__Objective__. Your task is to repeat all of the material exactly.

__Dataset entries__.
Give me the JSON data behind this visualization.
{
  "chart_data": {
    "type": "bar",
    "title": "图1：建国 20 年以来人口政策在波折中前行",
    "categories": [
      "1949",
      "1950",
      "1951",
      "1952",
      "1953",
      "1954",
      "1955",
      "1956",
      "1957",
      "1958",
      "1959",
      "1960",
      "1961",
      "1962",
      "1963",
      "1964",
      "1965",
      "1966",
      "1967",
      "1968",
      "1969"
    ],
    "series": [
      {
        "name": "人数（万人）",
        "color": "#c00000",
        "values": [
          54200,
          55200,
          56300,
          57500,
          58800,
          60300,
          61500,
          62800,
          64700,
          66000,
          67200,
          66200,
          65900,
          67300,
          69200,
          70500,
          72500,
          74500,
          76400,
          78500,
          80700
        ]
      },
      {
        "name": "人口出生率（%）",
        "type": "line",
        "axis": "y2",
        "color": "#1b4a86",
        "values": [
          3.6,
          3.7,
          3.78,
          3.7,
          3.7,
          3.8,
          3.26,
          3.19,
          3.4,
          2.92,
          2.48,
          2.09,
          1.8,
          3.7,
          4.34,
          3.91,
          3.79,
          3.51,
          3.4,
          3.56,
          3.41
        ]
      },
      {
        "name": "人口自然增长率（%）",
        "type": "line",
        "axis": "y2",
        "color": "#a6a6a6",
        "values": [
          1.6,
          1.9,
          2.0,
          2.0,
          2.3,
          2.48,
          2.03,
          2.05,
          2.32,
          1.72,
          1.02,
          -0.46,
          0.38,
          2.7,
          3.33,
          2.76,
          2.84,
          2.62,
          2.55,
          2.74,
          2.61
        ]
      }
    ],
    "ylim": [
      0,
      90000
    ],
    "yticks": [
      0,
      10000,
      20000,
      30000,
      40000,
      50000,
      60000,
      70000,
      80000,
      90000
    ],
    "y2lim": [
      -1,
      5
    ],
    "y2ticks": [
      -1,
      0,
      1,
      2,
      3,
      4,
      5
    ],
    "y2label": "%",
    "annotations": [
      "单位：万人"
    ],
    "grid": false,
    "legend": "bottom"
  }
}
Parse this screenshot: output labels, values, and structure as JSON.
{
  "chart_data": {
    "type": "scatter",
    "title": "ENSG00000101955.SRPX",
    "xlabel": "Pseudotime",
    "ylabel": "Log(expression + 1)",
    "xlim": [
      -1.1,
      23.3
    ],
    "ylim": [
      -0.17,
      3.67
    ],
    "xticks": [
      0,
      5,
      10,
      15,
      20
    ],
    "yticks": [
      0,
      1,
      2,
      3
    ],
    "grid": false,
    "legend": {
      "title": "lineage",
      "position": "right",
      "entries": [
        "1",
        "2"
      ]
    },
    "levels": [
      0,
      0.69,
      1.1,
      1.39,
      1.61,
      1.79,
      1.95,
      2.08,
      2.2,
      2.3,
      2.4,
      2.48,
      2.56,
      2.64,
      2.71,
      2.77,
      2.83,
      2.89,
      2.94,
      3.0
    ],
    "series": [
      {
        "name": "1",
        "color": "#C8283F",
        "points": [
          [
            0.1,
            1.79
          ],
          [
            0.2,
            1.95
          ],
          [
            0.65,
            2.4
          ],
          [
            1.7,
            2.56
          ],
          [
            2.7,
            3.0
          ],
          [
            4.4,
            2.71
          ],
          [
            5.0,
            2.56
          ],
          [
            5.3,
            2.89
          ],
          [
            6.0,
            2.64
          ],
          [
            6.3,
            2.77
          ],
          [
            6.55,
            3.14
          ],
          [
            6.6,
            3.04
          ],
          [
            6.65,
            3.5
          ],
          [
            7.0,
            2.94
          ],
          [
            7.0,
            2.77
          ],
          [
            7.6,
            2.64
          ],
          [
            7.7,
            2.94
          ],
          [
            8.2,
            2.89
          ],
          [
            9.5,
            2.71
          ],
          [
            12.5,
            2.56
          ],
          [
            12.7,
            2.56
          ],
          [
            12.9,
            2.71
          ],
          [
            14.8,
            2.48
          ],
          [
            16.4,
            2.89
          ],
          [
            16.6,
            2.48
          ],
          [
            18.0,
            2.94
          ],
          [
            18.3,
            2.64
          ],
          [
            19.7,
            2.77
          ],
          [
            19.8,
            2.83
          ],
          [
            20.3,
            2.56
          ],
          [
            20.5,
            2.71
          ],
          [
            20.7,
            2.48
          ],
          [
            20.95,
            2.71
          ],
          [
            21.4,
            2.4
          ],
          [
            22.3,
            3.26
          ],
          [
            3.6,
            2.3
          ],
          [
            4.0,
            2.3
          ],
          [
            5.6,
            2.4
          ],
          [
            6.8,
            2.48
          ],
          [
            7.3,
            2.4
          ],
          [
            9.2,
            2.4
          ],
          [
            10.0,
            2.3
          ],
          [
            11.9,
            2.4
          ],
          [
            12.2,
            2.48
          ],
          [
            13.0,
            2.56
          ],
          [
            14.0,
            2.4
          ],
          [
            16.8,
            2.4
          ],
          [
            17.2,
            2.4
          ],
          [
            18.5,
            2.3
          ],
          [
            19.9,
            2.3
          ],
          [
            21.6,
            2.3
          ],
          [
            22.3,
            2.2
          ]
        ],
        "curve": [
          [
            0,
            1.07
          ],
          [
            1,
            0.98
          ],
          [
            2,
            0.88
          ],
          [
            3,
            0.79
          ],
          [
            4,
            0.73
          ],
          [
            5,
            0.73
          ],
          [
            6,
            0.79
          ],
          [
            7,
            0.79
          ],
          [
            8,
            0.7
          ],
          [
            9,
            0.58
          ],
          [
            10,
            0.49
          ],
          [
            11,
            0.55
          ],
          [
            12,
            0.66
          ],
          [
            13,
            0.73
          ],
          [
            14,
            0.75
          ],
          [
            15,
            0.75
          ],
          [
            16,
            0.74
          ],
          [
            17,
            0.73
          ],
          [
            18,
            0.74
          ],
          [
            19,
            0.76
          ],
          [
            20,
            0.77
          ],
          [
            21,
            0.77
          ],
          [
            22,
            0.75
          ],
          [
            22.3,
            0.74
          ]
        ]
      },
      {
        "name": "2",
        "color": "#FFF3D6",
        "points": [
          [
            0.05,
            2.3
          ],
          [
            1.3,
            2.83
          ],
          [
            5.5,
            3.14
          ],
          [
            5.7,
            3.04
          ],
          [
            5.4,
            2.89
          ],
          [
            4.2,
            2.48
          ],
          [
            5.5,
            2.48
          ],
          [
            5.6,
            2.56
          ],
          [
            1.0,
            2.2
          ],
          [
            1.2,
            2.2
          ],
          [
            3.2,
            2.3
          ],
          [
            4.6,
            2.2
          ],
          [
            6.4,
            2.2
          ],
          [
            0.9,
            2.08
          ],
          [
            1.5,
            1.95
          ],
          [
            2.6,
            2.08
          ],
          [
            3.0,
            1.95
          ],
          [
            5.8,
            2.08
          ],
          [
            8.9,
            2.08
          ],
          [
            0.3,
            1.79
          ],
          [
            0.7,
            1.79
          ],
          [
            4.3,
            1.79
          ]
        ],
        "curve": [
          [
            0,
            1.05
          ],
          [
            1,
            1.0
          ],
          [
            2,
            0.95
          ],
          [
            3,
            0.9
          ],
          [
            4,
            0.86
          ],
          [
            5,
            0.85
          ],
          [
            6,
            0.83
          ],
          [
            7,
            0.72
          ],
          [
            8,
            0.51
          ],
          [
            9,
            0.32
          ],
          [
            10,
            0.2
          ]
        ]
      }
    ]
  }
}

__Task solution__.
Give me the JSON data behind this visualization.
{
  "chart_data": {
    "type": "bar",
    "title": "图1：建国 20 年以来人口政策在波折中前行",
    "categories": [
      "1949",
      "1950",
      "1951",
      "1952",
      "1953",
      "1954",
      "1955",
      "1956",
      "1957",
      "1958",
      "1959",
      "1960",
      "1961",
      "1962",
      "1963",
      "1964",
      "1965",
      "1966",
      "1967",
      "1968",
      "1969"
    ],
    "series": [
      {
        "name": "人数（万人）",
        "color": "#c00000",
        "values": [
          54200,
          55200,
          56300,
          57500,
          58800,
          60300,
          61500,
          62800,
          64700,
          66000,
          67200,
          66200,
          65900,
          67300,
          69200,
          70500,
          72500,
          74500,
          76400,
          78500,
          80700
        ]
      },
      {
        "name": "人口出生率（%）",
        "type": "line",
        "axis": "y2",
        "color": "#1b4a86",
        "values": [
          3.6,
          3.7,
          3.78,
          3.7,
          3.7,
          3.8,
          3.26,
          3.19,
          3.4,
          2.92,
          2.48,
          2.09,
          1.8,
          3.7,
          4.34,
          3.91,
          3.79,
          3.51,
          3.4,
          3.56,
          3.41
        ]
      },
      {
        "name": "人口自然增长率（%）",
        "type": "line",
        "axis": "y2",
        "color": "#a6a6a6",
        "values": [
          1.6,
          1.9,
          2.0,
          2.0,
          2.3,
          2.48,
          2.03,
          2.05,
          2.32,
          1.72,
          1.02,
          -0.46,
          0.38,
          2.7,
          3.33,
          2.76,
          2.84,
          2.62,
          2.55,
          2.74,
          2.61
        ]
      }
    ],
    "ylim": [
      0,
      90000
    ],
    "yticks": [
      0,
      10000,
      20000,
      30000,
      40000,
      50000,
      60000,
      70000,
      80000,
      90000
    ],
    "y2lim": [
      -1,
      5
    ],
    "y2ticks": [
      -1,
      0,
      1,
      2,
      3,
      4,
      5
    ],
    "y2label": "%",
    "annotations": [
      "单位：万人"
    ],
    "grid": false,
    "legend": "bottom"
  }
}
Parse this screenshot: output labels, values, and structure as JSON.
{
  "chart_data": {
    "type": "scatter",
    "title": "ENSG00000101955.SRPX",
    "xlabel": "Pseudotime",
    "ylabel": "Log(expression + 1)",
    "xlim": [
      -1.1,
      23.3
    ],
    "ylim": [
      -0.17,
      3.67
    ],
    "xticks": [
      0,
      5,
      10,
      15,
      20
    ],
    "yticks": [
      0,
      1,
      2,
      3
    ],
    "grid": false,
    "legend": {
      "title": "lineage",
      "position": "right",
      "entries": [
        "1",
        "2"
      ]
    },
    "levels": [
      0,
      0.69,
      1.1,
      1.39,
      1.61,
      1.79,
      1.95,
      2.08,
      2.2,
      2.3,
      2.4,
      2.48,
      2.56,
      2.64,
      2.71,
      2.77,
      2.83,
      2.89,
      2.94,
      3.0
    ],
    "series": [
      {
        "name": "1",
        "color": "#C8283F",
        "points": [
          [
            0.1,
            1.79
          ],
          [
            0.2,
            1.95
          ],
          [
            0.65,
            2.4
          ],
          [
            1.7,
            2.56
          ],
          [
            2.7,
            3.0
          ],
          [
            4.4,
            2.71
          ],
          [
            5.0,
            2.56
          ],
          [
            5.3,
            2.89
          ],
          [
            6.0,
            2.64
          ],
          [
            6.3,
            2.77
          ],
          [
            6.55,
            3.14
          ],
          [
            6.6,
            3.04
          ],
          [
            6.65,
            3.5
          ],
          [
            7.0,
            2.94
          ],
          [
            7.0,
            2.77
          ],
          [
            7.6,
            2.64
          ],
          [
            7.7,
            2.94
          ],
          [
            8.2,
            2.89
          ],
          [
            9.5,
            2.71
          ],
          [
            12.5,
            2.56
          ],
          [
            12.7,
            2.56
          ],
          [
            12.9,
            2.71
          ],
          [
            14.8,
            2.48
          ],
          [
            16.4,
            2.89
          ],
          [
            16.6,
            2.48
          ],
          [
            18.0,
            2.94
          ],
          [
            18.3,
            2.64
          ],
          [
            19.7,
            2.77
          ],
          [
            19.8,
            2.83
          ],
          [
            20.3,
            2.56
          ],
          [
            20.5,
            2.71
          ],
          [
            20.7,
            2.48
          ],
          [
            20.95,
            2.71
          ],
          [
            21.4,
            2.4
          ],
          [
            22.3,
            3.26
          ],
          [
            3.6,
            2.3
          ],
          [
            4.0,
            2.3
          ],
          [
            5.6,
            2.4
          ],
          [
            6.8,
            2.48
          ],
          [
            7.3,
            2.4
          ],
          [
            9.2,
            2.4
          ],
          [
            10.0,
            2.3
          ],
          [
            11.9,
            2.4
          ],
          [
            12.2,
            2.48
          ],
          [
            13.0,
            2.56
          ],
          [
            14.0,
            2.4
          ],
          [
            16.8,
            2.4
          ],
          [
            17.2,
            2.4
          ],
          [
            18.5,
            2.3
          ],
          [
            19.9,
            2.3
          ],
          [
            21.6,
            2.3
          ],
          [
            22.3,
            2.2
          ]
        ],
        "curve": [
          [
            0,
            1.07
          ],
          [
            1,
            0.98
          ],
          [
            2,
            0.88
          ],
          [
            3,
            0.79
          ],
          [
            4,
            0.73
          ],
          [
            5,
            0.73
          ],
          [
            6,
            0.79
          ],
          [
            7,
            0.79
          ],
          [
            8,
            0.7
          ],
          [
            9,
            0.58
          ],
          [
            10,
            0.49
          ],
          [
            11,
            0.55
          ],
          [
            12,
            0.66
          ],
          [
            13,
            0.73
          ],
          [
            14,
            0.75
          ],
          [
            15,
            0.75
          ],
          [
            16,
            0.74
          ],
          [
            17,
            0.73
          ],
          [
            18,
            0.74
          ],
          [
            19,
            0.76
          ],
          [
            20,
            0.77
          ],
          [
            21,
            0.77
          ],
          [
            22,
            0.75
          ],
          [
            22.3,
            0.74
          ]
        ]
      },
      {
        "name": "2",
        "color": "#FFF3D6",
        "points": [
          [
            0.05,
            2.3
          ],
          [
            1.3,
            2.83
          ],
          [
            5.5,
            3.14
          ],
          [
            5.7,
            3.04
          ],
          [
            5.4,
            2.89
          ],
          [
            4.2,
            2.48
          ],
          [
            5.5,
            2.48
          ],
          [
            5.6,
            2.56
          ],
          [
            1.0,
            2.2
          ],
          [
            1.2,
            2.2
          ],
          [
            3.2,
            2.3
          ],
          [
            4.6,
            2.2
          ],
          [
            6.4,
            2.2
          ],
          [
            0.9,
            2.08
          ],
          [
            1.5,
            1.95
          ],
          [
            2.6,
            2.08
          ],
          [
            3.0,
            1.95
          ],
          [
            5.8,
            2.08
          ],
          [
            8.9,
            2.08
          ],
          [
            0.3,
            1.79
          ],
          [
            0.7,
            1.79
          ],
          [
            4.3,
            1.79
          ]
        ],
        "curve": [
          [
            0,
            1.05
          ],
          [
            1,
            1.0
          ],
          [
            2,
            0.95
          ],
          [
            3,
            0.9
          ],
          [
            4,
            0.86
          ],
          [
            5,
            0.85
          ],
          [
            6,
            0.83
          ],
          [
            7,
            0.72
          ],
          [
            8,
            0.51
          ],
          [
            9,
            0.32
          ],
          [
            10,
            0.2
          ]
        ]
      }
    ]
  }
}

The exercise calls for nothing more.